* **Task requirements**: Write out all the entries word for word and omit any pictures.

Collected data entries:
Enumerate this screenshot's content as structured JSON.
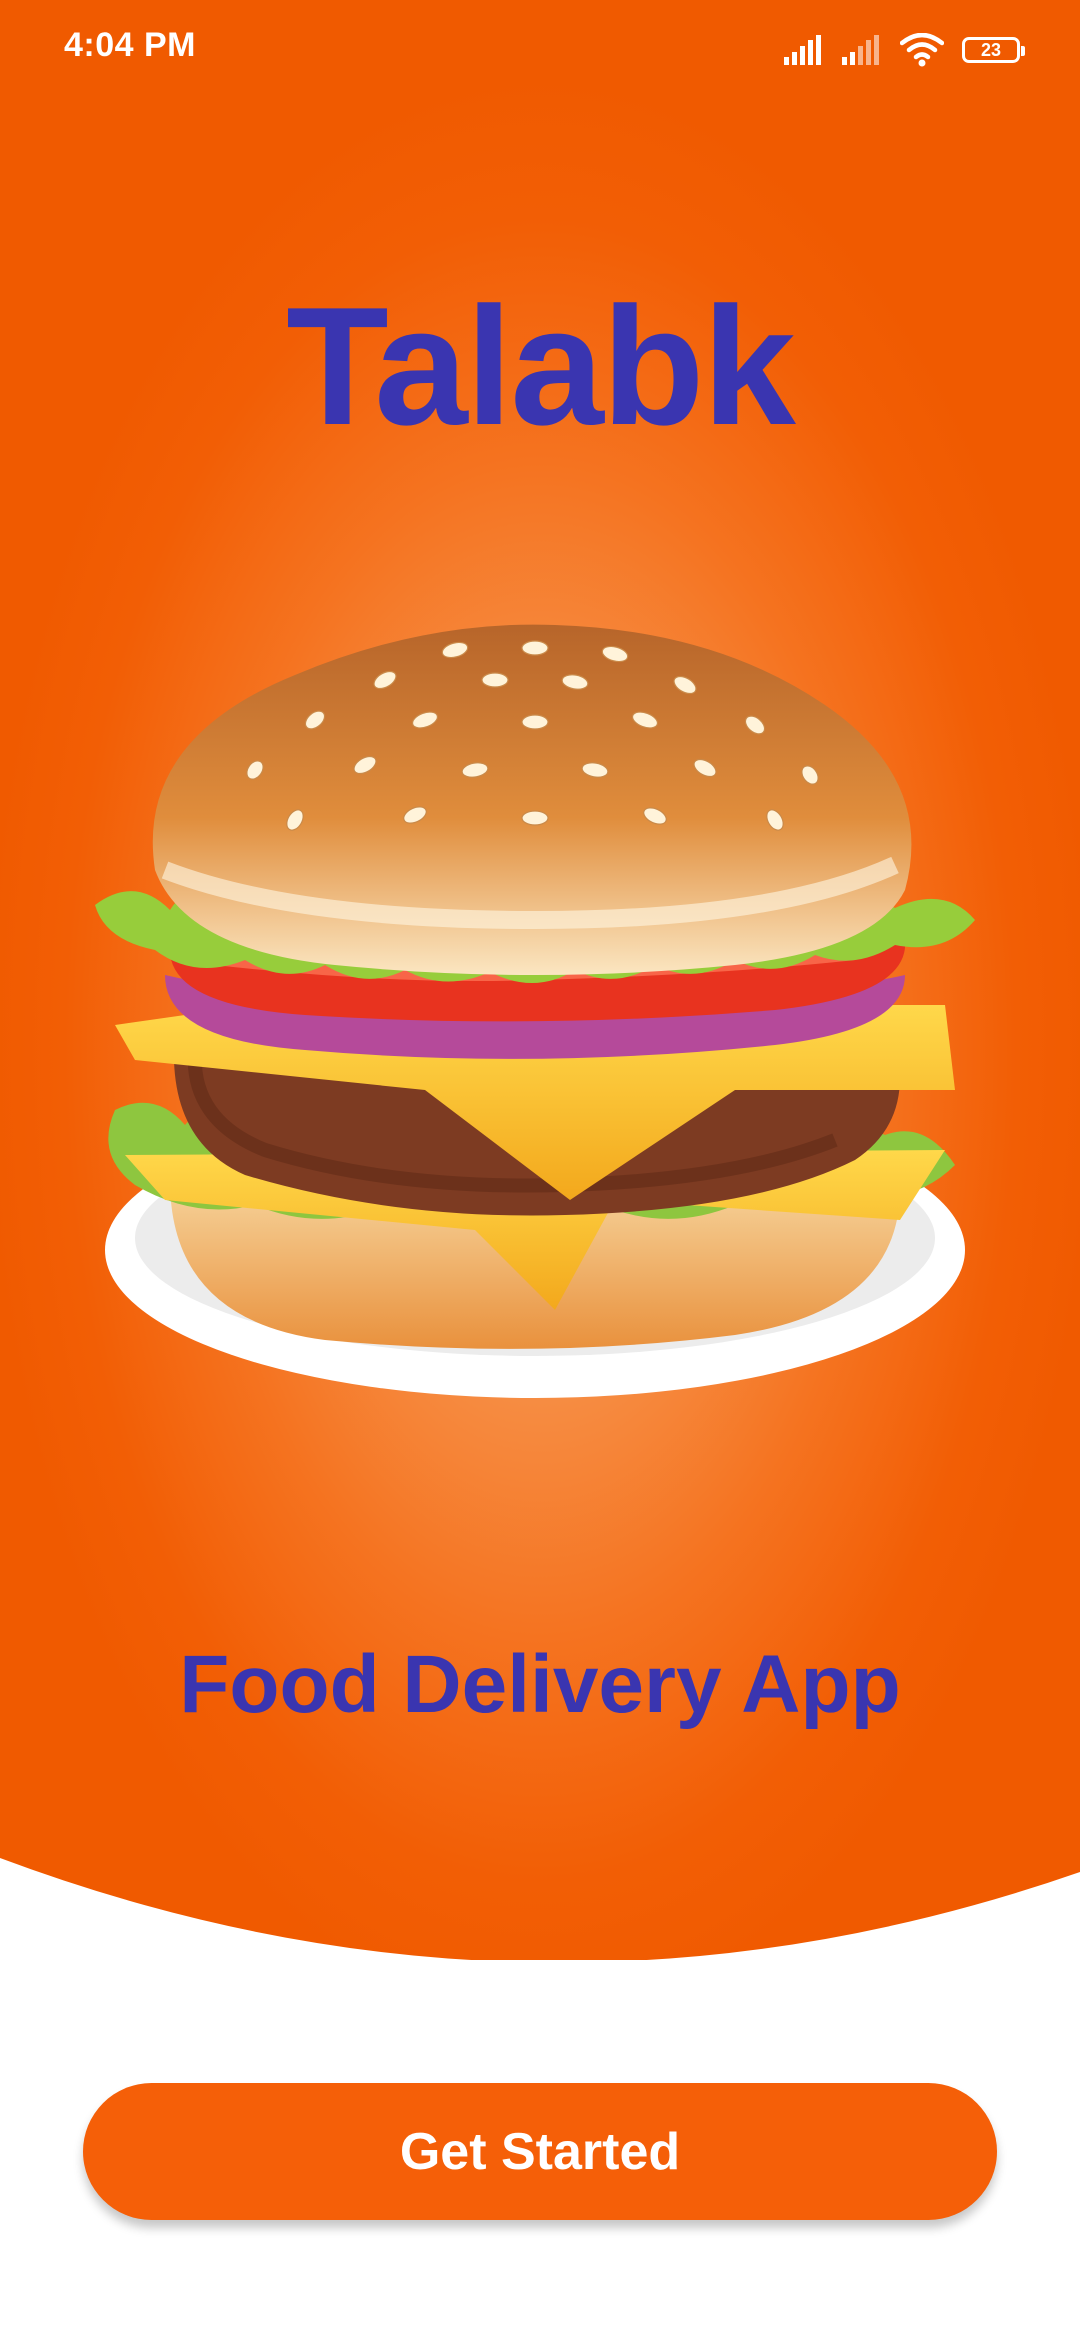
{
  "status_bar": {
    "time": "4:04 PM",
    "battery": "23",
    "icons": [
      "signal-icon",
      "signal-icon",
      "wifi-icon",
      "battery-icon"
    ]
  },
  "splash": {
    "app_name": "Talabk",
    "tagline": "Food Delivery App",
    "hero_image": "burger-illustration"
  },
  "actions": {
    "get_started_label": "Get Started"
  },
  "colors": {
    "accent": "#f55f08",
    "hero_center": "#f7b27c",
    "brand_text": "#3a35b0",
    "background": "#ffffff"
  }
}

* **The result**:
Enumerate this screenshot's content as structured JSON.
{
  "status_bar": {
    "time": "4:04 PM",
    "battery": "23",
    "icons": [
      "signal-icon",
      "signal-icon",
      "wifi-icon",
      "battery-icon"
    ]
  },
  "splash": {
    "app_name": "Talabk",
    "tagline": "Food Delivery App",
    "hero_image": "burger-illustration"
  },
  "actions": {
    "get_started_label": "Get Started"
  },
  "colors": {
    "accent": "#f55f08",
    "hero_center": "#f7b27c",
    "brand_text": "#3a35b0",
    "background": "#ffffff"
  }
}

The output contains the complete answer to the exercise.